** BEGIN Record set **

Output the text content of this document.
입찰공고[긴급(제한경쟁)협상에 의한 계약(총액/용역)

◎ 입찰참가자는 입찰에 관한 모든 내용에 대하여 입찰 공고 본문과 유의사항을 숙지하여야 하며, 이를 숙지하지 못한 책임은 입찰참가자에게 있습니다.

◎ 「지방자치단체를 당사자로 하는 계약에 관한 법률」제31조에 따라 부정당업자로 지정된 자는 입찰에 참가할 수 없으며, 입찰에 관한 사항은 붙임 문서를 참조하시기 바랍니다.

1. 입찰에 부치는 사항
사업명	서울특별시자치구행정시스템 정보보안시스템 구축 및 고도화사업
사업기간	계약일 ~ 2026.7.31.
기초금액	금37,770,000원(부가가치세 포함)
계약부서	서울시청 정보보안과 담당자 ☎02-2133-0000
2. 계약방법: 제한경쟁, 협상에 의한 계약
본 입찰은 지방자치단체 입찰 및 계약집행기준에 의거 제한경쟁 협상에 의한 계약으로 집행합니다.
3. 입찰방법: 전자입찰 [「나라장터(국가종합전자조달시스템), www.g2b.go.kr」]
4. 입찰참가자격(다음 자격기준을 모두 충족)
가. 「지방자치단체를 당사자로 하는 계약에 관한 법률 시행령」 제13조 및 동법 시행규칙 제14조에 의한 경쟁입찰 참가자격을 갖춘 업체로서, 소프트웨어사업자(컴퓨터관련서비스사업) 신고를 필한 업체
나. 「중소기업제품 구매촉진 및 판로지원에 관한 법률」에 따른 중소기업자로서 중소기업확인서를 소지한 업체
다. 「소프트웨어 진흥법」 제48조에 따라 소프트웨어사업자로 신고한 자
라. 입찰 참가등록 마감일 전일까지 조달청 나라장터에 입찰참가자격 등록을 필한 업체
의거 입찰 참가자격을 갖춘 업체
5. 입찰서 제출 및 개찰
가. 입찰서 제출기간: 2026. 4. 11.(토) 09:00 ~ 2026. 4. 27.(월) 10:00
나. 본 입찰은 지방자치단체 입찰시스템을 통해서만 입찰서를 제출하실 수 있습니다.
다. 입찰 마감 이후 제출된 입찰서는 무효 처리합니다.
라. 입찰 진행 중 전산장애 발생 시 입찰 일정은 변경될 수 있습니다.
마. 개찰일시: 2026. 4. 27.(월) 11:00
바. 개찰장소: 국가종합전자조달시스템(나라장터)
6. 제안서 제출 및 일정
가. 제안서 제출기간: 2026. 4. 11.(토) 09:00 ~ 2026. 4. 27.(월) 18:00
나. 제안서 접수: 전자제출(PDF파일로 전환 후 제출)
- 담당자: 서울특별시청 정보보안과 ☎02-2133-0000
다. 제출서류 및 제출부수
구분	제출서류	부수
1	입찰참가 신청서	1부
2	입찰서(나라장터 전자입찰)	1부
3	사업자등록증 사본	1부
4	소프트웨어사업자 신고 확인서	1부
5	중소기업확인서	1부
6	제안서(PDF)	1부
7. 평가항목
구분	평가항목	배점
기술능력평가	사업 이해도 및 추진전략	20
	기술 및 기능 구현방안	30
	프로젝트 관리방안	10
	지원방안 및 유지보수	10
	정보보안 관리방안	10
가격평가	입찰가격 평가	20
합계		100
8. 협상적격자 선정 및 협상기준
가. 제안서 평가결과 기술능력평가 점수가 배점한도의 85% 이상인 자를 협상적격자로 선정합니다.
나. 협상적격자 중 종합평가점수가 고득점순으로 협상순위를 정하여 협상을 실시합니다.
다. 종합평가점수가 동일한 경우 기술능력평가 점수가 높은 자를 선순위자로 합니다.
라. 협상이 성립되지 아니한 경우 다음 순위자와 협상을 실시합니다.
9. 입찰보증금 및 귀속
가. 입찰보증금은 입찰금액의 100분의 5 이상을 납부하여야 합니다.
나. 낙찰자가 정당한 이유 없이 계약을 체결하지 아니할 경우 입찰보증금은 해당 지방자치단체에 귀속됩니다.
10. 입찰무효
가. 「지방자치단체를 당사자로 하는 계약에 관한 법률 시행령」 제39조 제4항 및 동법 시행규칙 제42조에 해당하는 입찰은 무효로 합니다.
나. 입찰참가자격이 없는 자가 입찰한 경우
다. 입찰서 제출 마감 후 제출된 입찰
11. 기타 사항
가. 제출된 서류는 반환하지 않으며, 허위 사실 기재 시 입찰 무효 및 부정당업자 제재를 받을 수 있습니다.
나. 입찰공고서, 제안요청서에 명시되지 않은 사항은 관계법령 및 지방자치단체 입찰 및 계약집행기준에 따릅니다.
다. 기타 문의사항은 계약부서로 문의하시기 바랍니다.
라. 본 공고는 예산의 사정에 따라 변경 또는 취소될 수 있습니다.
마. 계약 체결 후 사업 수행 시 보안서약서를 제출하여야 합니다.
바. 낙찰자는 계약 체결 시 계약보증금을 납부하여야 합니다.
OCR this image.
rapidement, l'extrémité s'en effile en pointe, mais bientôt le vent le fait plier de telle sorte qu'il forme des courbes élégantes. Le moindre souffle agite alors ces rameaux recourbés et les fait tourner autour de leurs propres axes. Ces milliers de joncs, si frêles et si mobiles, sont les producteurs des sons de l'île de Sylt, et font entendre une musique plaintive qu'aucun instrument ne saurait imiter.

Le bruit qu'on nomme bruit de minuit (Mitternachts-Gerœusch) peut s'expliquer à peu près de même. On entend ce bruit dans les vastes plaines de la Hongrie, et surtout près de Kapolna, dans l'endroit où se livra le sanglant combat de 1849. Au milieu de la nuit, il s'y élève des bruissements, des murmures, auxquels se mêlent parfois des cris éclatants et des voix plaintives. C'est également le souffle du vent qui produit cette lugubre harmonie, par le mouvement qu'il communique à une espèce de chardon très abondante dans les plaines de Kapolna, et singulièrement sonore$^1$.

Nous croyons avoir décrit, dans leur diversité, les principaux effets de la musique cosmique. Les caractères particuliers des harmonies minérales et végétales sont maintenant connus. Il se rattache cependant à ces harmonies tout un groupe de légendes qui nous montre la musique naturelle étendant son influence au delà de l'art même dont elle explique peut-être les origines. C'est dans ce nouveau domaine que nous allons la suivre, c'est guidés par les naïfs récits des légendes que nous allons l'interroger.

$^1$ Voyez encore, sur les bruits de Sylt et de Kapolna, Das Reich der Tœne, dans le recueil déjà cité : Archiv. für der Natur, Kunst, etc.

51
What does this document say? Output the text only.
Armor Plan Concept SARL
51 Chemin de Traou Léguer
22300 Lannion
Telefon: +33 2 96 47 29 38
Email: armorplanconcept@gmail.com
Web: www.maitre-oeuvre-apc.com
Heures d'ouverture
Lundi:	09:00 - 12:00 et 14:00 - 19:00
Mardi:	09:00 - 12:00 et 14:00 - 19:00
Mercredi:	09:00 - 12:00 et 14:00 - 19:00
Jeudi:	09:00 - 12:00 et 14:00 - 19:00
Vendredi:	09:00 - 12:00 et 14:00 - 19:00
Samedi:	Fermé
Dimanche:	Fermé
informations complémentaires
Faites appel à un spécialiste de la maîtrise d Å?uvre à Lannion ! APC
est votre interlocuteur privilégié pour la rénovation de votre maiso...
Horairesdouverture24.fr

** END Record set **

● To do
Pull out every line of the records above that contains the word "전자입찰".

● Answer to the task
3. 입찰방법: 전자입찰 [「나라장터(국가종합전자조달시스템), www.g2b.go.kr」]
2	입찰서(나라장터 전자입찰)	1부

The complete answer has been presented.